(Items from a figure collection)
══════════

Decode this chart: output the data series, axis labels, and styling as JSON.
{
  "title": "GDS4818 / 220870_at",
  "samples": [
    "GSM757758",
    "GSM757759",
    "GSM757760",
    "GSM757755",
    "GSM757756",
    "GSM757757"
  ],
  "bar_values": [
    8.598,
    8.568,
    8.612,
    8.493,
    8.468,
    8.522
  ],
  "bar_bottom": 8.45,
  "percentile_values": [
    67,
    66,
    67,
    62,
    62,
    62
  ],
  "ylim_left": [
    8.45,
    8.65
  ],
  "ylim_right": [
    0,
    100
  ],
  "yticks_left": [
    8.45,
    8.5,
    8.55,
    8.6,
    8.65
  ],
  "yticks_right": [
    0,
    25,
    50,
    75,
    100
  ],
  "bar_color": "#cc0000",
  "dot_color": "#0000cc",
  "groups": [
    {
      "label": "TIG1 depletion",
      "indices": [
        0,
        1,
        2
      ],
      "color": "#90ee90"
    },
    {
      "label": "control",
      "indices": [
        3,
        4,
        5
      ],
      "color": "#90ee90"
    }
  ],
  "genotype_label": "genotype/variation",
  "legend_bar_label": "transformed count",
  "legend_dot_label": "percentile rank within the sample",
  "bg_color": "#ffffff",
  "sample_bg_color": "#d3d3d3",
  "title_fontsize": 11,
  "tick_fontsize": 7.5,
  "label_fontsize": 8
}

══════════

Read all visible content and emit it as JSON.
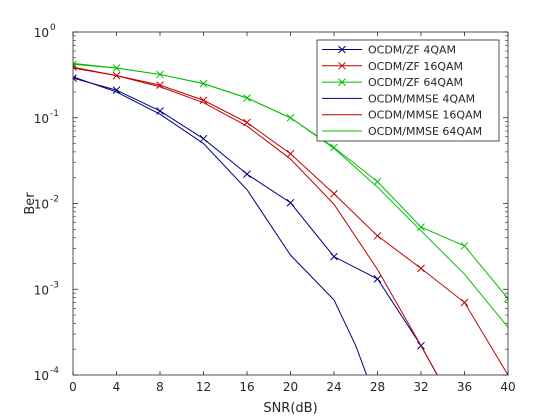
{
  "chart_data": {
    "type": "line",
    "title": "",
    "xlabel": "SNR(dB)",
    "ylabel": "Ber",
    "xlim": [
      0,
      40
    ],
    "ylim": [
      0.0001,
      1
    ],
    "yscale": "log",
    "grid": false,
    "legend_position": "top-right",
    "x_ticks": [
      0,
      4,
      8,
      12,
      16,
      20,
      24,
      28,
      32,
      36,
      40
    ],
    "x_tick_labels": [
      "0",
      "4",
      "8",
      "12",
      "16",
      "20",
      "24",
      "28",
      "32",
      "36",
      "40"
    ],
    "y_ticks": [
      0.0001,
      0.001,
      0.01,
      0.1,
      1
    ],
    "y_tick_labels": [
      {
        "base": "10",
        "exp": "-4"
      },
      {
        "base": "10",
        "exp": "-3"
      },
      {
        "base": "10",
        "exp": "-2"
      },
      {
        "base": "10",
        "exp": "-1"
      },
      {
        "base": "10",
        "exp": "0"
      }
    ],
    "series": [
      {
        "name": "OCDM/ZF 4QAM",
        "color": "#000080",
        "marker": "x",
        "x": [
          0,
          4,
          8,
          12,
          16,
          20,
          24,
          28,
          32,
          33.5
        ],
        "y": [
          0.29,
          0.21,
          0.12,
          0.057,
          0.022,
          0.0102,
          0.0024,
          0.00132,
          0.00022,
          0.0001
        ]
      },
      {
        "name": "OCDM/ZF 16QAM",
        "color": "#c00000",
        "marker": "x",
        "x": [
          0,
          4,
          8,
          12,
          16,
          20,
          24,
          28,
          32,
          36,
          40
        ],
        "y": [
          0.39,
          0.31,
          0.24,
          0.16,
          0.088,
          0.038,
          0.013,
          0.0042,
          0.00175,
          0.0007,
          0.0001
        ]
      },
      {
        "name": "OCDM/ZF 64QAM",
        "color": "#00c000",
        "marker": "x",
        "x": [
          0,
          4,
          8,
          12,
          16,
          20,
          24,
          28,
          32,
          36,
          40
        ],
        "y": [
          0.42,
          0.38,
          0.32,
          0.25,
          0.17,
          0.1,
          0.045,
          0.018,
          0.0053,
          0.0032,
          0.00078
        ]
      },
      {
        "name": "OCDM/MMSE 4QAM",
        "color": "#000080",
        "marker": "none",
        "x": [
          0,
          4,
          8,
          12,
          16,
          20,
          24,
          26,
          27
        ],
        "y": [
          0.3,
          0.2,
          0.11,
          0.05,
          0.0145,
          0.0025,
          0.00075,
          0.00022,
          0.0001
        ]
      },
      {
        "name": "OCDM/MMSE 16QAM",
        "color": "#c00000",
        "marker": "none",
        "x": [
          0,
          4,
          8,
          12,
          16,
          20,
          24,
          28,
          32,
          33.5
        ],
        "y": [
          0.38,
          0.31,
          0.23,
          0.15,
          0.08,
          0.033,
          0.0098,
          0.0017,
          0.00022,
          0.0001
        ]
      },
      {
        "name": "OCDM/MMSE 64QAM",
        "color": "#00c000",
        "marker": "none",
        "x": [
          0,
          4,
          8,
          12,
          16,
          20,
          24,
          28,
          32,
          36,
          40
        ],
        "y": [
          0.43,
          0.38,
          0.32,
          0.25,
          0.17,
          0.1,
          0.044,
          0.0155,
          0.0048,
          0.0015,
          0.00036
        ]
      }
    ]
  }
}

══════════

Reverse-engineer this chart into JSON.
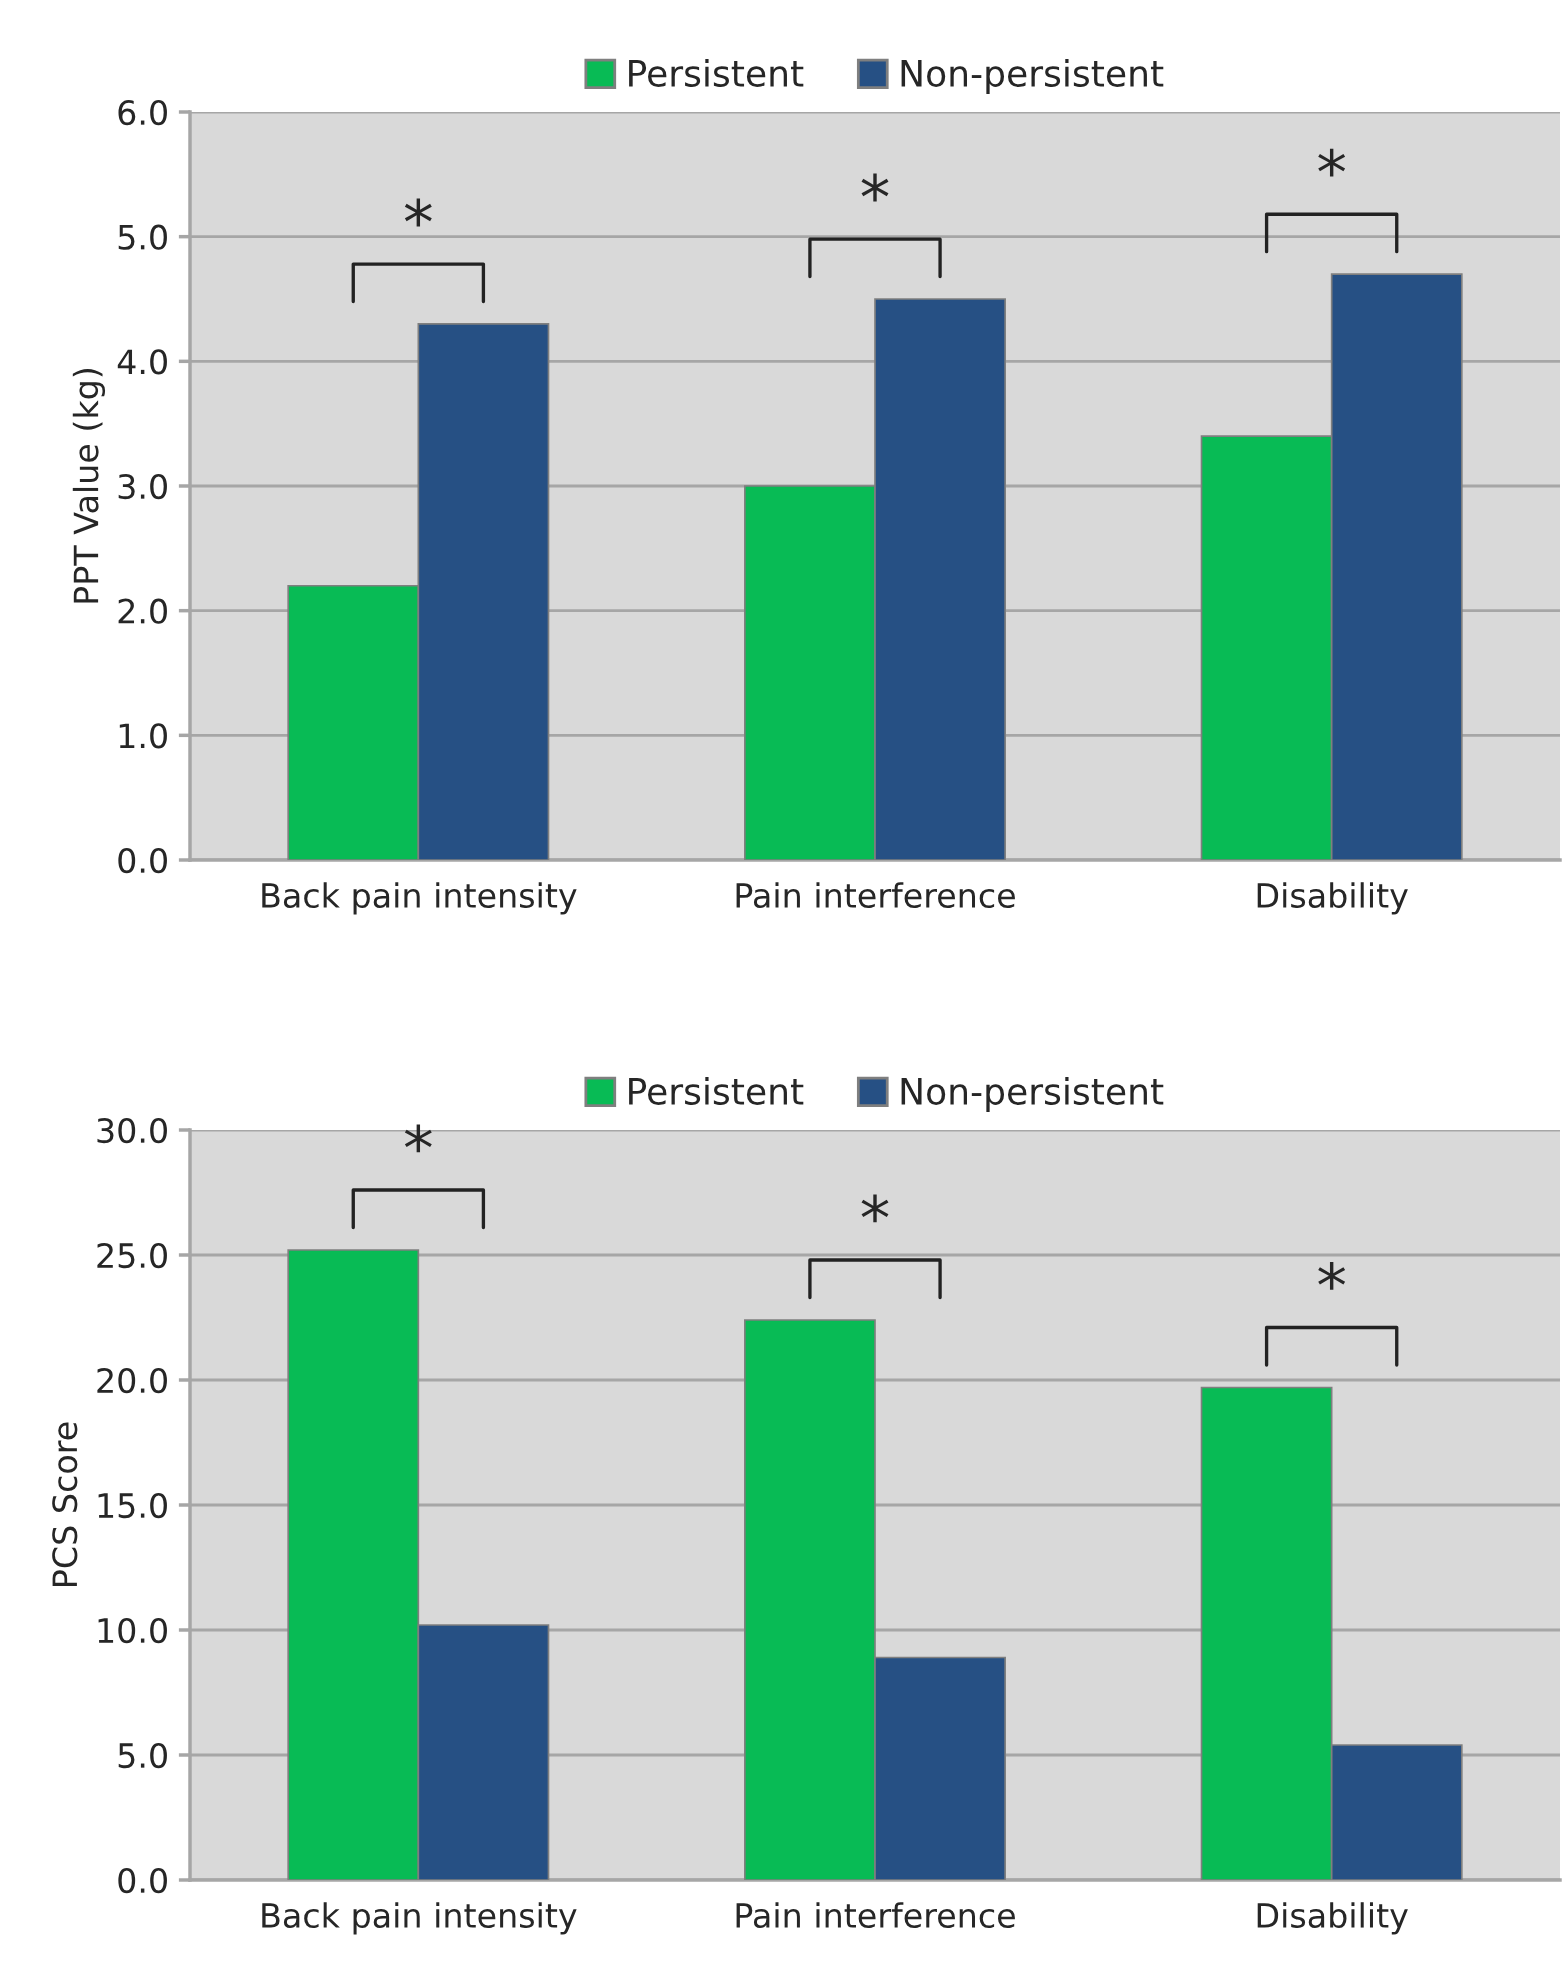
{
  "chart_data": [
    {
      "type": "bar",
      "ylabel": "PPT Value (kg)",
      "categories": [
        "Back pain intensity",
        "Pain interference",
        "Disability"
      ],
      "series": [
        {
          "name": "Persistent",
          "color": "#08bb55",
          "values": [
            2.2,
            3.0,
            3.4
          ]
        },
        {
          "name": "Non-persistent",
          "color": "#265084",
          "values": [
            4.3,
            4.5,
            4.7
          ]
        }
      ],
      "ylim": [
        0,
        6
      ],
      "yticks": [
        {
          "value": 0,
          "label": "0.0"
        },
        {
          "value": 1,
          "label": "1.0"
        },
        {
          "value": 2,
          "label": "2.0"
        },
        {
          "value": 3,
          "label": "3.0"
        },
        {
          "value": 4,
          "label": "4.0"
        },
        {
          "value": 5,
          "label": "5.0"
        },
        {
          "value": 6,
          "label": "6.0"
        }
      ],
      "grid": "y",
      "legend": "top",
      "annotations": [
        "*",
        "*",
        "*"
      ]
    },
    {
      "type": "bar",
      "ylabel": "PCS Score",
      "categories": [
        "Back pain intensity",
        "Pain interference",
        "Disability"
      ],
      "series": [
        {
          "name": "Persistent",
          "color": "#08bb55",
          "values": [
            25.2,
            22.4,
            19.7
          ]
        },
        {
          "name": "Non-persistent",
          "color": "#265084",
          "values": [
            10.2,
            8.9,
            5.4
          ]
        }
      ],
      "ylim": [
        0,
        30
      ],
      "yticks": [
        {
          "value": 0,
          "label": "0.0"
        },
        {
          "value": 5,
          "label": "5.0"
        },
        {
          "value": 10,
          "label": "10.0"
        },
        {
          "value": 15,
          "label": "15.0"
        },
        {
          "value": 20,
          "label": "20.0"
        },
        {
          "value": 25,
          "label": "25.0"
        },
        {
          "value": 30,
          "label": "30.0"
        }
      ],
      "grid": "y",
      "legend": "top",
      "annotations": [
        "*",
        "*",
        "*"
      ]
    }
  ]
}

══════════

* What you have to do *
Only a number is wanted: how many lines of the material include the word "this".

* Task solution *
2